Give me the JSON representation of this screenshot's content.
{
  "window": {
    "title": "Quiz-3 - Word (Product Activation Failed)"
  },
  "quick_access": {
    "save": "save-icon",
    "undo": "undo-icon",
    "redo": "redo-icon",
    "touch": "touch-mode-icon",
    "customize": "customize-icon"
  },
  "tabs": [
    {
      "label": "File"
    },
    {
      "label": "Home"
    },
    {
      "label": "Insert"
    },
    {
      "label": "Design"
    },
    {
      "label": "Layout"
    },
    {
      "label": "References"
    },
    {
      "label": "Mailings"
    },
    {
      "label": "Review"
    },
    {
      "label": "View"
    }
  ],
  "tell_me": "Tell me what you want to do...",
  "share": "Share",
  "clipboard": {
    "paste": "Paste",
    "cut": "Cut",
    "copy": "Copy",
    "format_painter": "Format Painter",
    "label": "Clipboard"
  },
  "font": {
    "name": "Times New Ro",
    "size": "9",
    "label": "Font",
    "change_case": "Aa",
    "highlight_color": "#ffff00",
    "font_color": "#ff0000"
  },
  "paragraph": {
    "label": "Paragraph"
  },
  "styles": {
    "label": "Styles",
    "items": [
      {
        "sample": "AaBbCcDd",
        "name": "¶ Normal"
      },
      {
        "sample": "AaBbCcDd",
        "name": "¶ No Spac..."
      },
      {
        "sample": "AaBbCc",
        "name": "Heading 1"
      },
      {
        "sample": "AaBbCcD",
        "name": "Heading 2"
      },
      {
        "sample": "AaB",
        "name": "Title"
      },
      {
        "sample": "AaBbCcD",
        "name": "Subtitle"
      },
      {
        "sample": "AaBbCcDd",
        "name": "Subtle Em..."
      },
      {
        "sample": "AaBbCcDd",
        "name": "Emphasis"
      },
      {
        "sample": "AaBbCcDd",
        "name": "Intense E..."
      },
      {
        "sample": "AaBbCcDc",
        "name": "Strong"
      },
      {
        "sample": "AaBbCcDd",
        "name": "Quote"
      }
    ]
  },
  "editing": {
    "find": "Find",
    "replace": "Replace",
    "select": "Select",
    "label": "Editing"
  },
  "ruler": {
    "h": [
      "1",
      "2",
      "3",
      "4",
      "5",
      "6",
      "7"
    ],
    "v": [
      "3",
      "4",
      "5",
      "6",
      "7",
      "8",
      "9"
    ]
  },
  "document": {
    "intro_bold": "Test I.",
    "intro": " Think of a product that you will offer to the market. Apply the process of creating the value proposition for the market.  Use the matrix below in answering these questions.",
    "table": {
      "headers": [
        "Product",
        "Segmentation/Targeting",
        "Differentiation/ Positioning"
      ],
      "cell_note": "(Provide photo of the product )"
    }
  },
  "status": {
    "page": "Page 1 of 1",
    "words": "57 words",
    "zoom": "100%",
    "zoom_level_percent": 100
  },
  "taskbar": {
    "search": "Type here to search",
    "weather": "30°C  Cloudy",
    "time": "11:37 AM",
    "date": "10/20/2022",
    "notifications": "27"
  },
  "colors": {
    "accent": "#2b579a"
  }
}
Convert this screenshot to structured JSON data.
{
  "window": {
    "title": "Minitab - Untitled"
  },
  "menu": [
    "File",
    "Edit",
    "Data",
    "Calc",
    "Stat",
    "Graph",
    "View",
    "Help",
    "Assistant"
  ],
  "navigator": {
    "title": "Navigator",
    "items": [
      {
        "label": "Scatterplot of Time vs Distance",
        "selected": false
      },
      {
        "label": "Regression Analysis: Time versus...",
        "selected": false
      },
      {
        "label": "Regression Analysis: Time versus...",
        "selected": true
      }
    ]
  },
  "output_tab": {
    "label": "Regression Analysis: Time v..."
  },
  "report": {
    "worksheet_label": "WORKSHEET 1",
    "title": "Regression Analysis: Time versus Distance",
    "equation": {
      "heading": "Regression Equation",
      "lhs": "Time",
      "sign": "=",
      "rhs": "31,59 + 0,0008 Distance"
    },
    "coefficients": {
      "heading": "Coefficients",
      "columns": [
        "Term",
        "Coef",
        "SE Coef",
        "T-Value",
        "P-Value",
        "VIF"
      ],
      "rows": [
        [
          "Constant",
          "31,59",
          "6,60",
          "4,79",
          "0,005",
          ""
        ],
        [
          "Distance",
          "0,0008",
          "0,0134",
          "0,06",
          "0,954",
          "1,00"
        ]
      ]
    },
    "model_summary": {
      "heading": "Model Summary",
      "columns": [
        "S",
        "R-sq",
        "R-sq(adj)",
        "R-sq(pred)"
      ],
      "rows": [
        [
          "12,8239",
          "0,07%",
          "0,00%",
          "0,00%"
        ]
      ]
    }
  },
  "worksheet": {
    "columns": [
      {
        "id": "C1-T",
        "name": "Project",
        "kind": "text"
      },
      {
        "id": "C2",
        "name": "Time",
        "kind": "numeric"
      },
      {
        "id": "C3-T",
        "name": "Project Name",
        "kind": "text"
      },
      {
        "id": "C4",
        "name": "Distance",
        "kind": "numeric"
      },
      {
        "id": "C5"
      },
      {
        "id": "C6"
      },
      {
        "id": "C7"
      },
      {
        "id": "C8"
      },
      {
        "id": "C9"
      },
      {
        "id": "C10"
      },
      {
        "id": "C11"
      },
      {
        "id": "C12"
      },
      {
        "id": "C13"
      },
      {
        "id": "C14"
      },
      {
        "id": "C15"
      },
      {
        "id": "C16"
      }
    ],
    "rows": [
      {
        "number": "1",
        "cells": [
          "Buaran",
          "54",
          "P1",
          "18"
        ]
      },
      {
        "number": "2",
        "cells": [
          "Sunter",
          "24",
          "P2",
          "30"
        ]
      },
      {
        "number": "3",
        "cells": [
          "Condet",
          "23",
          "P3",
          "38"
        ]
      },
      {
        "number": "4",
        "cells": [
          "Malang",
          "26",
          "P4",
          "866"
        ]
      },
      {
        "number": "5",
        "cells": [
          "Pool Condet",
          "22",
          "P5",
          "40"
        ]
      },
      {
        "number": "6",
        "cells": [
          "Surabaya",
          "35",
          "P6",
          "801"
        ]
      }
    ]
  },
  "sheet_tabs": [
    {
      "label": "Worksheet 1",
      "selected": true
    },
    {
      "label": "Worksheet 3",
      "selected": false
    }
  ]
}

## PROBLEM TO SOLVE
Only the number is wanted: how many lines of the data contain the word "icon"?

## ANSWER TO THIS EXERCISE
5